**Exercise aim**
Among the entries, which lines carry the string "price"? Copy each of them.

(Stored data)
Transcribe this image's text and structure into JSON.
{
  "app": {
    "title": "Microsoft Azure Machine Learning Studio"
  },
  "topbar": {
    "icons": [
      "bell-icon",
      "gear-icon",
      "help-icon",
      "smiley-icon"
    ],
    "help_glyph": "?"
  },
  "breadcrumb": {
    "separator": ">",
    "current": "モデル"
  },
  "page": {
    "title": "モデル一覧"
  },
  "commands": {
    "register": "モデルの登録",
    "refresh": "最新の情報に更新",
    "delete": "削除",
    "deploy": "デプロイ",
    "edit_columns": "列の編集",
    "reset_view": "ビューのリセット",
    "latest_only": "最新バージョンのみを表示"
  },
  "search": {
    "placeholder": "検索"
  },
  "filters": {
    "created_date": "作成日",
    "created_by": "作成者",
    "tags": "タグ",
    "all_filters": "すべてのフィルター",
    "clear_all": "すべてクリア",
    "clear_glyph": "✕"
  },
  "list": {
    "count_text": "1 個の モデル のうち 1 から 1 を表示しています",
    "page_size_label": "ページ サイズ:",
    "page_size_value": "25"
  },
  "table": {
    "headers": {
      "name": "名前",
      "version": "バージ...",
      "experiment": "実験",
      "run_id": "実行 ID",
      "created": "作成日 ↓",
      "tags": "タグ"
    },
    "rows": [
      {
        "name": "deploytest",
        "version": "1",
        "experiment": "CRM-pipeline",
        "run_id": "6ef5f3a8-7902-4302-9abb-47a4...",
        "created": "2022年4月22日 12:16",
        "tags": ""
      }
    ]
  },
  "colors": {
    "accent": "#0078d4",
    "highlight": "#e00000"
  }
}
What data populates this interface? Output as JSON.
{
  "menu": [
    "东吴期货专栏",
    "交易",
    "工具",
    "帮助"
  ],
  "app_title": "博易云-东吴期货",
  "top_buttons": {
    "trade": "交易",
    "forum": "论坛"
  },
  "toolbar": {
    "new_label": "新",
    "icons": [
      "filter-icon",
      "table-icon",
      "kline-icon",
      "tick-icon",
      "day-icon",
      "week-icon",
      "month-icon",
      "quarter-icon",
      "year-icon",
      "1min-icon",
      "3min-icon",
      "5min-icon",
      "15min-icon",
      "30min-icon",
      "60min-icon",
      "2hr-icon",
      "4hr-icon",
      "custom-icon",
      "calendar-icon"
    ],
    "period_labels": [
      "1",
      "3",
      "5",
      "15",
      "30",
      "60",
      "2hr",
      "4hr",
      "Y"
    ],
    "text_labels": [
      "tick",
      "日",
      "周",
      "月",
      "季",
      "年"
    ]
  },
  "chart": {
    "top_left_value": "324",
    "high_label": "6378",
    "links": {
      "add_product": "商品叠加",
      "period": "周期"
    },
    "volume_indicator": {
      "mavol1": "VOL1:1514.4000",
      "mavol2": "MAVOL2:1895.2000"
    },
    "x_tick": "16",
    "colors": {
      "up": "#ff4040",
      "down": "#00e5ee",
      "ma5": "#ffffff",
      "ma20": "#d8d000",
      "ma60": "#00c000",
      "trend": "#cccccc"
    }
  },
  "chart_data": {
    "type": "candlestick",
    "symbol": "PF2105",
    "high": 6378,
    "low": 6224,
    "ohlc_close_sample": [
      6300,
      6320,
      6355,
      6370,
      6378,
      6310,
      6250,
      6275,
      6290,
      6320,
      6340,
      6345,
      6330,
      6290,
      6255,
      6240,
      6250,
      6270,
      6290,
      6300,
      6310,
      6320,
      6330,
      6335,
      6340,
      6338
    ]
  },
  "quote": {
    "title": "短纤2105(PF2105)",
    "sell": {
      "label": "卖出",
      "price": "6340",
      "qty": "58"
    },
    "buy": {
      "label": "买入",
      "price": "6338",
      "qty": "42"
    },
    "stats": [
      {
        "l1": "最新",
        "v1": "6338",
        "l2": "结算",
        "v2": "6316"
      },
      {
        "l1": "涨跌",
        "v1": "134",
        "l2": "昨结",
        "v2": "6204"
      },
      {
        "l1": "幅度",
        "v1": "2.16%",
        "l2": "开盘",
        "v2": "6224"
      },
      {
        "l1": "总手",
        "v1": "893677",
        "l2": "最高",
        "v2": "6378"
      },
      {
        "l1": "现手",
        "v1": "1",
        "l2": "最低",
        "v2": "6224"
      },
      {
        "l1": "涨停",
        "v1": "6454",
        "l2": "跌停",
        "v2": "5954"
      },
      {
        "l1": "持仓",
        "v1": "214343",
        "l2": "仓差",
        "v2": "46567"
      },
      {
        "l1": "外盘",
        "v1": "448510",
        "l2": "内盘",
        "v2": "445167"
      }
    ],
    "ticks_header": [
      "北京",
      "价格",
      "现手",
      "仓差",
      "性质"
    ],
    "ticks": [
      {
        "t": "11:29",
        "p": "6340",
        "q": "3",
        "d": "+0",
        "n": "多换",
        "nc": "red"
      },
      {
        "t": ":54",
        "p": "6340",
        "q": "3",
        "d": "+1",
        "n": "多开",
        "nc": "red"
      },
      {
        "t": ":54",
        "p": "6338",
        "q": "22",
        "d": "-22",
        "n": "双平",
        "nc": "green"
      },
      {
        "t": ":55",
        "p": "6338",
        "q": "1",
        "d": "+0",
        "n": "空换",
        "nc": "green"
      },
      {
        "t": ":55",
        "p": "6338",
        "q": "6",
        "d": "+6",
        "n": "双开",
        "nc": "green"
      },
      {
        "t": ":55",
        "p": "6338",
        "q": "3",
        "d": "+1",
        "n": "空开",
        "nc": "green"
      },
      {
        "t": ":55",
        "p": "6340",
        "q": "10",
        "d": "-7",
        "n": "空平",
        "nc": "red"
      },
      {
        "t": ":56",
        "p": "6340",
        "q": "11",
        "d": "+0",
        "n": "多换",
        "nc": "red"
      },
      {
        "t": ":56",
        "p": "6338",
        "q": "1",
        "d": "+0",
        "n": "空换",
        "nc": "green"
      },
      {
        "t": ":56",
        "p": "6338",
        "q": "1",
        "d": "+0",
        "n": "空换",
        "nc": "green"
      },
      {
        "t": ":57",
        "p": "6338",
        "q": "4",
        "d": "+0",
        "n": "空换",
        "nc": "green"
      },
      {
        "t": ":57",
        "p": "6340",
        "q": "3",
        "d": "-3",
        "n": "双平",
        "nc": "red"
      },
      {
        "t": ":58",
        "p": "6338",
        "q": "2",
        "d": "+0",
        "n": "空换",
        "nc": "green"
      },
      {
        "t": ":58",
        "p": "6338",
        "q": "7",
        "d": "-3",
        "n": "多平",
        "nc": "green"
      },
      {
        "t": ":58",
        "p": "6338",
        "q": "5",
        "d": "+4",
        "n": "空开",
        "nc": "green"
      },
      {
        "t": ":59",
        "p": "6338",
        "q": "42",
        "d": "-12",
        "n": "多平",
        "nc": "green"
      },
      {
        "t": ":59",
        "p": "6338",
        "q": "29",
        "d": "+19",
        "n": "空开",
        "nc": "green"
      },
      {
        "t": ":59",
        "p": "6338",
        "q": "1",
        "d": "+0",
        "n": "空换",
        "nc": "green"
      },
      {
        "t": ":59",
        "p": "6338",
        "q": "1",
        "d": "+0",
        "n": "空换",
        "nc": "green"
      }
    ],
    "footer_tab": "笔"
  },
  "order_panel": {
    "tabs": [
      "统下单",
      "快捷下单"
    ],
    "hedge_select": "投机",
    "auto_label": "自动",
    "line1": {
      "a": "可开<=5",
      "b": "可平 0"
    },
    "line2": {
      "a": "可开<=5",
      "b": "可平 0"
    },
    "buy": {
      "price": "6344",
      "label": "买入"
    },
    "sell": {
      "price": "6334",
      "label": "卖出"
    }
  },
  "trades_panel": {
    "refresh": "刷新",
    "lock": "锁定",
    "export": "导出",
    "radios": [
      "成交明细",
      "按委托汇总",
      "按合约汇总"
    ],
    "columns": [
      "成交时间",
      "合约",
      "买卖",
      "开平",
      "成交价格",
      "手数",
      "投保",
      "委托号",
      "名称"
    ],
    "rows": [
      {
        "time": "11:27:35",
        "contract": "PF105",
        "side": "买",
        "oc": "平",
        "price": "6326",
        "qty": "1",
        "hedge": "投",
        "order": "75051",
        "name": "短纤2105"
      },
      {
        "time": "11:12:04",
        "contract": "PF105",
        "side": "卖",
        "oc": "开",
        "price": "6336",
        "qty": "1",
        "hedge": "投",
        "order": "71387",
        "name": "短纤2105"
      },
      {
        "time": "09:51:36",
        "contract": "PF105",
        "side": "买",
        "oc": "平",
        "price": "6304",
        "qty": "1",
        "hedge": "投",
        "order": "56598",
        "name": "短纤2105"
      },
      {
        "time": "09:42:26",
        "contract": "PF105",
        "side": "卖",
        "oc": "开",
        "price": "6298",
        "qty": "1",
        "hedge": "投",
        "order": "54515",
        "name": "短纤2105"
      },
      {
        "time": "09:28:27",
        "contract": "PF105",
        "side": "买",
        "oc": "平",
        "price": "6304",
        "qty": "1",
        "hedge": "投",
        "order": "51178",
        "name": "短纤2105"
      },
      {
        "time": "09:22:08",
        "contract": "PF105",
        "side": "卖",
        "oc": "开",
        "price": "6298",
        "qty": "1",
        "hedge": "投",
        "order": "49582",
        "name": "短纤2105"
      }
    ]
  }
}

**Result of the task**
      "price": "6340",
      "price": "6338",
      "price": "6344",
      "price": "6334",
        "price": "6326",
        "price": "6336",
        "price": "6304",
        "price": "6298",
        "price": "6304",
        "price": "6298",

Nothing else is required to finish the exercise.